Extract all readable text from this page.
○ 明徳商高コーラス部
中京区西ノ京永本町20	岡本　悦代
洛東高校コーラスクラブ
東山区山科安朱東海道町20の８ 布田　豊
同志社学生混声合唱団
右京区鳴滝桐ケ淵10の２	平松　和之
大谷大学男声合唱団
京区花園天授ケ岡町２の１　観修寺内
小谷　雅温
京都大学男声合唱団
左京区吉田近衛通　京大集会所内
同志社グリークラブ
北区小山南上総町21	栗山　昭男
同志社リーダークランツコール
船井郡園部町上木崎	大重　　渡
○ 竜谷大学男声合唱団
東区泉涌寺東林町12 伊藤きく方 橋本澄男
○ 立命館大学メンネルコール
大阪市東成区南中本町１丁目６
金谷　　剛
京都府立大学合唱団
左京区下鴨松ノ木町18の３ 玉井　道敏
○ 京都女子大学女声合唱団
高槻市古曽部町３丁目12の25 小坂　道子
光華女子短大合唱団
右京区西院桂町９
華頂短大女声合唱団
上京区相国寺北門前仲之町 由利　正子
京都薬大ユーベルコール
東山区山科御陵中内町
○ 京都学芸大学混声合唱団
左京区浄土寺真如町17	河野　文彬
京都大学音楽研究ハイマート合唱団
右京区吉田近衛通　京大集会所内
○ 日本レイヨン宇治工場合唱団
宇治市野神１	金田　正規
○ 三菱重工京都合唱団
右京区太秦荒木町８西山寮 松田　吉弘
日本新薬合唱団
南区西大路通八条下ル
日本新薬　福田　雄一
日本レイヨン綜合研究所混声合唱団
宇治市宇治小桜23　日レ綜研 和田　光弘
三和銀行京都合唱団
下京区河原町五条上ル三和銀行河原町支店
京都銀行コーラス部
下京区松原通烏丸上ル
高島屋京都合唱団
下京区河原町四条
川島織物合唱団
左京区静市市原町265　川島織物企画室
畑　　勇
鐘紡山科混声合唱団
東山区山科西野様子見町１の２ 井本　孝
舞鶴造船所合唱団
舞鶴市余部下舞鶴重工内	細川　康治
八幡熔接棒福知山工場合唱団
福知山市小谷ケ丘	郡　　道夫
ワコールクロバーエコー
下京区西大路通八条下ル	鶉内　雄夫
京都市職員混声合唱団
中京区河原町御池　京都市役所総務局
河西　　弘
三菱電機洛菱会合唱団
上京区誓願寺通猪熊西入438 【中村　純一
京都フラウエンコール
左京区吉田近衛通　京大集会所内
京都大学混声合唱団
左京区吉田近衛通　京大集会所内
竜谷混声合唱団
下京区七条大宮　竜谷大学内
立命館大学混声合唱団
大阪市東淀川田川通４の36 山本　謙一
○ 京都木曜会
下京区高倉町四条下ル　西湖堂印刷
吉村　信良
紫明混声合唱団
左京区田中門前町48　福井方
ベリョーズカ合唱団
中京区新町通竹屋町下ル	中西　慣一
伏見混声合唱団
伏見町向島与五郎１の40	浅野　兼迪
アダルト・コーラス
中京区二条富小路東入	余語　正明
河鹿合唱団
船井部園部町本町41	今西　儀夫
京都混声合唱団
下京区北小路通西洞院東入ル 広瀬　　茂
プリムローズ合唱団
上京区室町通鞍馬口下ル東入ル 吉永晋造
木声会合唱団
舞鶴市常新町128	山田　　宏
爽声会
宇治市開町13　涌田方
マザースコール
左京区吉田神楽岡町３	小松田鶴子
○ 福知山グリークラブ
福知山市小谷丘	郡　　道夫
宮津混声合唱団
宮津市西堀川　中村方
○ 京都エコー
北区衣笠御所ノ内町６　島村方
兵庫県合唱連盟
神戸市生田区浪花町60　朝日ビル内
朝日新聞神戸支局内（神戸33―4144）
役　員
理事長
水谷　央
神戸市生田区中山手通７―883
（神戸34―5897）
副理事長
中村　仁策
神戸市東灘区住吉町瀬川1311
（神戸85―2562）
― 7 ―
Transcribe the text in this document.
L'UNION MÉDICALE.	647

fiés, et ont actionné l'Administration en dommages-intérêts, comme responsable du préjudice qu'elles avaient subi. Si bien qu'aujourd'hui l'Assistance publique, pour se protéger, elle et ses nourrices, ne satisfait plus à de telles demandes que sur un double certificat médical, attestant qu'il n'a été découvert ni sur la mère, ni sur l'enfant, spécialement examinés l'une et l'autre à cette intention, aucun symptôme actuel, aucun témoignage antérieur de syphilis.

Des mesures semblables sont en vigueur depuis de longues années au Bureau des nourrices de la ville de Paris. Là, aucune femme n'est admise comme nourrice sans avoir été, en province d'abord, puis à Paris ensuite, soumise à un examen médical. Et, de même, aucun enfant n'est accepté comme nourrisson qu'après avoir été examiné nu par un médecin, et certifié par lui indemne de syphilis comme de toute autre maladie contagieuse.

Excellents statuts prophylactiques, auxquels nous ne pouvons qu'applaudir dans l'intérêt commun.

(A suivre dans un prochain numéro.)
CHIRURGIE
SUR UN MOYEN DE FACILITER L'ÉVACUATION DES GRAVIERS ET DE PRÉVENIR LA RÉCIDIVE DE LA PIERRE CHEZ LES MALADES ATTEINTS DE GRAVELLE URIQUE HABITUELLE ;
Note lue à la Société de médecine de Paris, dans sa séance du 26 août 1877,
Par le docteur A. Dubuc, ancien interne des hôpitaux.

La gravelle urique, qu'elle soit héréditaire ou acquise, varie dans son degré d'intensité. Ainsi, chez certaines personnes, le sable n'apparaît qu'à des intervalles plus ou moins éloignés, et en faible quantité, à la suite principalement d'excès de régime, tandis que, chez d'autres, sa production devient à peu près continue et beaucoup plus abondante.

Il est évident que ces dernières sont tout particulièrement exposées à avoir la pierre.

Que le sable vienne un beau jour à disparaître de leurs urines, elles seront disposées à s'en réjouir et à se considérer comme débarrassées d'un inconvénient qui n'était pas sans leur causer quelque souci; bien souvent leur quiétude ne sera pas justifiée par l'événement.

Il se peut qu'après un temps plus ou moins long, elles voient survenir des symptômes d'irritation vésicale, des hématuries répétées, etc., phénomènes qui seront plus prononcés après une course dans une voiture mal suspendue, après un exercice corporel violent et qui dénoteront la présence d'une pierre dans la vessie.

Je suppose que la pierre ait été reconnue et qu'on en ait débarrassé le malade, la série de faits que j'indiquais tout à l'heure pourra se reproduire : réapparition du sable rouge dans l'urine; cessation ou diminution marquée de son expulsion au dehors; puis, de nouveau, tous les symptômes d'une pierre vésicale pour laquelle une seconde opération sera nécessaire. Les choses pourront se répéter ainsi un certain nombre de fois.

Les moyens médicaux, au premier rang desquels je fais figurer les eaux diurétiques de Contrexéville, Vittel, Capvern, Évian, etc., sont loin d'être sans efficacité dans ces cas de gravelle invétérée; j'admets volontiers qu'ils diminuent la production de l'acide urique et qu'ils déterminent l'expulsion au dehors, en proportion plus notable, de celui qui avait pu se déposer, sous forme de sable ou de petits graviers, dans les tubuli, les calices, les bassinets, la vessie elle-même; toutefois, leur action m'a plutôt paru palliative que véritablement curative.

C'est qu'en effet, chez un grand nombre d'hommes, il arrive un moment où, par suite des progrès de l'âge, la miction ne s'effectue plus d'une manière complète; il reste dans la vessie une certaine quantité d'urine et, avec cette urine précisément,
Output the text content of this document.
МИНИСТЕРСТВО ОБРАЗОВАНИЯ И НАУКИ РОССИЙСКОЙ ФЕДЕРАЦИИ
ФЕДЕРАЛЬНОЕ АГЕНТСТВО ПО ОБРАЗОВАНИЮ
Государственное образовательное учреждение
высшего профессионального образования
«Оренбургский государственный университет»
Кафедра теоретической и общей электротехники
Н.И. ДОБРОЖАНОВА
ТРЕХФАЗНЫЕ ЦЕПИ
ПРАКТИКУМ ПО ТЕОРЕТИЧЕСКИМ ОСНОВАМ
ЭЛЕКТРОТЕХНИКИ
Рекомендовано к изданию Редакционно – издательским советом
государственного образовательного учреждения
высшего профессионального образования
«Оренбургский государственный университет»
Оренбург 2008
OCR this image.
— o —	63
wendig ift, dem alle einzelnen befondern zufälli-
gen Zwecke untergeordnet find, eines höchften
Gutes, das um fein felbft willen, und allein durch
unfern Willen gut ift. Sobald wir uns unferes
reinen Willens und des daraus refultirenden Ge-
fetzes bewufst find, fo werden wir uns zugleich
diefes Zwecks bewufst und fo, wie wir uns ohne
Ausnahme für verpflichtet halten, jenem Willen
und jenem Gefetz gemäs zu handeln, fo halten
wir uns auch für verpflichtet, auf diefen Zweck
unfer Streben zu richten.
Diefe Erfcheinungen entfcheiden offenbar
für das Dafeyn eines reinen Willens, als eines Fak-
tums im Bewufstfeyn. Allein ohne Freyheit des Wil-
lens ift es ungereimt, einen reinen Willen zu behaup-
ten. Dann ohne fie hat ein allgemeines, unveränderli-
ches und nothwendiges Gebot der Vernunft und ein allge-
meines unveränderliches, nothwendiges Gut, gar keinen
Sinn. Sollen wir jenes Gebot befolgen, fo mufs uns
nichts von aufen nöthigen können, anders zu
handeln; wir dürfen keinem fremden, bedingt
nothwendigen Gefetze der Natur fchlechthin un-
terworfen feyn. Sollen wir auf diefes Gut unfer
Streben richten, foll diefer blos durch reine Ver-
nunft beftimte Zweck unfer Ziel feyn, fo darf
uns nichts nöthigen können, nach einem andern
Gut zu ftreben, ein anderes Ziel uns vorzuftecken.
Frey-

|---|

Among the lines of the records above, count those holding the string "reinen", and report only the number.

3